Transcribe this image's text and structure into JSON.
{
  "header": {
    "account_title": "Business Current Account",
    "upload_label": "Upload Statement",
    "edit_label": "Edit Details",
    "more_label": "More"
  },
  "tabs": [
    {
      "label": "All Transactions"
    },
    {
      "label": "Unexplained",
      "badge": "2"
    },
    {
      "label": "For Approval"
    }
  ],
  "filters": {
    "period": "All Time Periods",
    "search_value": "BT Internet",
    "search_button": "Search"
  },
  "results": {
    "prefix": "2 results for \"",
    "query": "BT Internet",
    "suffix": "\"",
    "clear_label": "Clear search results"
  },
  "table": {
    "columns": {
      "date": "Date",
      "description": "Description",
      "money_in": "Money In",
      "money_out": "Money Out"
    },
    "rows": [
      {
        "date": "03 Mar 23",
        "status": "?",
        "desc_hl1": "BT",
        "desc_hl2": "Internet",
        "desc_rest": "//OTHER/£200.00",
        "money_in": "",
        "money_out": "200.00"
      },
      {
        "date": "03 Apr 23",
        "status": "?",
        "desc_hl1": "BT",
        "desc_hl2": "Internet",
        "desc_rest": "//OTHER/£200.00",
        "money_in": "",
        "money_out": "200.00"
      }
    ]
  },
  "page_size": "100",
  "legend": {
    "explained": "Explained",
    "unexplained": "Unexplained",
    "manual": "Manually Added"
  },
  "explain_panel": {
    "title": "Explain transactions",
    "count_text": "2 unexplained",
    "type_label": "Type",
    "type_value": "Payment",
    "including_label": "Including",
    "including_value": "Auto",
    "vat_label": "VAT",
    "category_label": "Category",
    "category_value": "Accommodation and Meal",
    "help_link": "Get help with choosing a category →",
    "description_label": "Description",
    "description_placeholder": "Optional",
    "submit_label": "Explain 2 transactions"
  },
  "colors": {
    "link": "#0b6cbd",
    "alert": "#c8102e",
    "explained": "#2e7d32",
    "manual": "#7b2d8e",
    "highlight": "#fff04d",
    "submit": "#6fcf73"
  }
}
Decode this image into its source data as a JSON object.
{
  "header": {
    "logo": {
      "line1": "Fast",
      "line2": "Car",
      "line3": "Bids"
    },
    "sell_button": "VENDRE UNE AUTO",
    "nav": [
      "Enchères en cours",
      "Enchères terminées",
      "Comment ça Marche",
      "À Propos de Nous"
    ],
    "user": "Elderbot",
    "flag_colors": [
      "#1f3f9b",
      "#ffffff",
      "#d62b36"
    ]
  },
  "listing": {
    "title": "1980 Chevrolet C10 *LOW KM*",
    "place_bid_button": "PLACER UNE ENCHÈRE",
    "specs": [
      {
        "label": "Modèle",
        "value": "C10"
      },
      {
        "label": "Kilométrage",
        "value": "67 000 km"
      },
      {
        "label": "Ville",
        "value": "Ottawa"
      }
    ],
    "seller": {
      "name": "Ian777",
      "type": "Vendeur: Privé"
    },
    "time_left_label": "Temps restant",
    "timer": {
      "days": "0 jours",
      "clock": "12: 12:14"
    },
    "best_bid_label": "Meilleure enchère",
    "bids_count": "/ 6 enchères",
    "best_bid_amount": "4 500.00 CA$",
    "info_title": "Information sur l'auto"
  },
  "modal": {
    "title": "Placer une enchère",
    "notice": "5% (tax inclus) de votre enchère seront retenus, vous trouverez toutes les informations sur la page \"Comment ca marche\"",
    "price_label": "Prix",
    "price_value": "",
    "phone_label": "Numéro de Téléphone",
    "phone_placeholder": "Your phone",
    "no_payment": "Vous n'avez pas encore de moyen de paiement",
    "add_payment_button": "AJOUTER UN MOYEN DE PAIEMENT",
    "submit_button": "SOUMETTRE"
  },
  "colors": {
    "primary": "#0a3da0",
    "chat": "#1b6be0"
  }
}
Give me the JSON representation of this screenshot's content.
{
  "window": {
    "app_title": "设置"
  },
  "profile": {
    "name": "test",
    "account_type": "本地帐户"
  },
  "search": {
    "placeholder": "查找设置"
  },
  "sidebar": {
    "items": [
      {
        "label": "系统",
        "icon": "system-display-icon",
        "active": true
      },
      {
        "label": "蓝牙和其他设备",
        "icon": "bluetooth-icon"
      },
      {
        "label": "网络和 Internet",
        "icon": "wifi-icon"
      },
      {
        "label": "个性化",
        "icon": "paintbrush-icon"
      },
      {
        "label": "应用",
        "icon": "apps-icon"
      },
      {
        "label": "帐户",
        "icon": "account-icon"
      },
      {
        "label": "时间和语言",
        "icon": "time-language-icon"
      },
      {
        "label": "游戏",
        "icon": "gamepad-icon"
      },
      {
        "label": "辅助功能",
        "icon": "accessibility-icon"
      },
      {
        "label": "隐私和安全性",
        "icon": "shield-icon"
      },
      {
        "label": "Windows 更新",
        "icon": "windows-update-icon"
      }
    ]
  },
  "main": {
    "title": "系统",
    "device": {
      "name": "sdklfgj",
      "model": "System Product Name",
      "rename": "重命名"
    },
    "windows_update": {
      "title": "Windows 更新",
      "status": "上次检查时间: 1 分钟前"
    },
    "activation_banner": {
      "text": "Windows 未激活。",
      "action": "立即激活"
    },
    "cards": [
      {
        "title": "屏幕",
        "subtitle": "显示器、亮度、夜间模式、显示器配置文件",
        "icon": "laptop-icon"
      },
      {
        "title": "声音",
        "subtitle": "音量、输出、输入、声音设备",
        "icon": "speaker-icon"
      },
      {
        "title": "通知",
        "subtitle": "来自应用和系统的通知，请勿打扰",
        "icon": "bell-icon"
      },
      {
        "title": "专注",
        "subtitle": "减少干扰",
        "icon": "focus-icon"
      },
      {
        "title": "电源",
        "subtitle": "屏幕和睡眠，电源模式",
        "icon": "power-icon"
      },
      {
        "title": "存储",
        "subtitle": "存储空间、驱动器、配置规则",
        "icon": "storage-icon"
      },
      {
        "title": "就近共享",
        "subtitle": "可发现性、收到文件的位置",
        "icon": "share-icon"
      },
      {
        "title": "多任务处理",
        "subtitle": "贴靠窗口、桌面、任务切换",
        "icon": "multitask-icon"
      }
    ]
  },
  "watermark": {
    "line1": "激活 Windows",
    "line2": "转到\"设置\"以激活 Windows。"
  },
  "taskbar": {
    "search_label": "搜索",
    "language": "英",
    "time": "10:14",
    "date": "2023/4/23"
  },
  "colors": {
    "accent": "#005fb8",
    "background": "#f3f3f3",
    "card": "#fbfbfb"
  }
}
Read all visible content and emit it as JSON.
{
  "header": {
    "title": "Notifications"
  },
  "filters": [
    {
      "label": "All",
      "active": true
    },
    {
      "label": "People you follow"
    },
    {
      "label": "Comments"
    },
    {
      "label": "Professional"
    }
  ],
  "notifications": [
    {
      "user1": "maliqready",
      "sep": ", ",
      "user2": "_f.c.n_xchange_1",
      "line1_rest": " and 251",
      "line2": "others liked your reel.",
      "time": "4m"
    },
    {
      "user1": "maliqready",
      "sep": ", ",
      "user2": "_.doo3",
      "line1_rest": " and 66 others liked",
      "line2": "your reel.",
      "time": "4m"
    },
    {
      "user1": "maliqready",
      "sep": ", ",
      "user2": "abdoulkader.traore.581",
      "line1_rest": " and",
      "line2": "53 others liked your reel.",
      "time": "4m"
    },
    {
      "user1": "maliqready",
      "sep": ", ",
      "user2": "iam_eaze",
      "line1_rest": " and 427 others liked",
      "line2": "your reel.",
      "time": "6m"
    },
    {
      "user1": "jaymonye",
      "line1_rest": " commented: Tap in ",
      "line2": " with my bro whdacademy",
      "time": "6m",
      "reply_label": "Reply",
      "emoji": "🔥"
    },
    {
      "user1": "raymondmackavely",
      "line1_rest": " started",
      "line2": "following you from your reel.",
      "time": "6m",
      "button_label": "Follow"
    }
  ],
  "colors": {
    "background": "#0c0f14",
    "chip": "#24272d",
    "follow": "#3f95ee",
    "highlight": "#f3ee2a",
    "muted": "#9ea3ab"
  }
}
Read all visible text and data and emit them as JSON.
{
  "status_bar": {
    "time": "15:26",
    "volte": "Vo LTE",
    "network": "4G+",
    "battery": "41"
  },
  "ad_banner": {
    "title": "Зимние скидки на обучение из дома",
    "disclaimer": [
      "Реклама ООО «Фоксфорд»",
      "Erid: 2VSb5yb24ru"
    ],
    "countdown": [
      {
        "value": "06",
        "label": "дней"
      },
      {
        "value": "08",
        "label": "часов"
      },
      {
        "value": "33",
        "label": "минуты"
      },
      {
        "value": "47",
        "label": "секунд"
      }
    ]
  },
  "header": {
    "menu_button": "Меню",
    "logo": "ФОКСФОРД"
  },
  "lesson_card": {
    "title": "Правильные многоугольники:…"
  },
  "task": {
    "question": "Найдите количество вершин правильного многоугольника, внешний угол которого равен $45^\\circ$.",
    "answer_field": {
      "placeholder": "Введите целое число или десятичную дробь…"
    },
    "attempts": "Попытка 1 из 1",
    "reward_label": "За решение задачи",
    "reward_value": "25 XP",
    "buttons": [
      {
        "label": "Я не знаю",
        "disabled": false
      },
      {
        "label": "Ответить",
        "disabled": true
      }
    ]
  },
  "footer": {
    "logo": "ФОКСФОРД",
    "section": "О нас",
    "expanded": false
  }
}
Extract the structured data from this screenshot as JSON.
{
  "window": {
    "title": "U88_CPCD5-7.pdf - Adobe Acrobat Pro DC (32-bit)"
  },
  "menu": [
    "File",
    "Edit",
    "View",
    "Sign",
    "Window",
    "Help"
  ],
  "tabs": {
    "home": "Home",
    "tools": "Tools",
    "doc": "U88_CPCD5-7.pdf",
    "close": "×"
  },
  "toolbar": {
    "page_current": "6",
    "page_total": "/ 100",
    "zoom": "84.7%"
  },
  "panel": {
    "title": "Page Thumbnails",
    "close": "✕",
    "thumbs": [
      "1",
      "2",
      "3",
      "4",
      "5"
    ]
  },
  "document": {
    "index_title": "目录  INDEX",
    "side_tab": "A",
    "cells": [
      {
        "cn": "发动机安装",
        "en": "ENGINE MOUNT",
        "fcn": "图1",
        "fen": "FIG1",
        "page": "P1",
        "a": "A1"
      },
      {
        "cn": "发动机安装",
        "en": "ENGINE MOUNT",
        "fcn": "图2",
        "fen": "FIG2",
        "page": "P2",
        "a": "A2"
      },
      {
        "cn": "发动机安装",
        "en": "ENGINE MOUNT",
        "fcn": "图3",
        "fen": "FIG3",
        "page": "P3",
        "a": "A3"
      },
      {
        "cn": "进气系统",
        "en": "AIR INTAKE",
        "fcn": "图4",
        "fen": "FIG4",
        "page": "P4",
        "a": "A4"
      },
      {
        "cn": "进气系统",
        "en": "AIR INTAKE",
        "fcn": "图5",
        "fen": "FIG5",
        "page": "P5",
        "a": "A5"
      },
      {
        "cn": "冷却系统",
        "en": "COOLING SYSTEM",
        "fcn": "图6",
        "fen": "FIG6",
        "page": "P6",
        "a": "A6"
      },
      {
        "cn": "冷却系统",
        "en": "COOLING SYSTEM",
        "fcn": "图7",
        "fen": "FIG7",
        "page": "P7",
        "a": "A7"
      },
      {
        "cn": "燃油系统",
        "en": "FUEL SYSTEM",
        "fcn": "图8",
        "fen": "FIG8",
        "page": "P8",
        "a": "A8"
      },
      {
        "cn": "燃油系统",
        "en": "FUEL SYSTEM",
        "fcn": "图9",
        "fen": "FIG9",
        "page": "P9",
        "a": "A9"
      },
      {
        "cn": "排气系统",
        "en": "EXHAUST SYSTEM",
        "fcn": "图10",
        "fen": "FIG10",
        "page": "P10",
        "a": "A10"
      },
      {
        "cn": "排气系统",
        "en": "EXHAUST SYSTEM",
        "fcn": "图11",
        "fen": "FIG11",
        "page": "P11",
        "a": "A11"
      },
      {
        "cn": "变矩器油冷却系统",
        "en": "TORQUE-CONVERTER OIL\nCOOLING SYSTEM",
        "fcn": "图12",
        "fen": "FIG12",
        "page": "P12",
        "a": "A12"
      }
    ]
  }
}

**Problem to work on**: Scan the entries above for the word "with" and collect each line holding it.

**Result of this exercise**:
    "help_link": "Get help with choosing a category →",
      "line2": " with my bro whdacademy",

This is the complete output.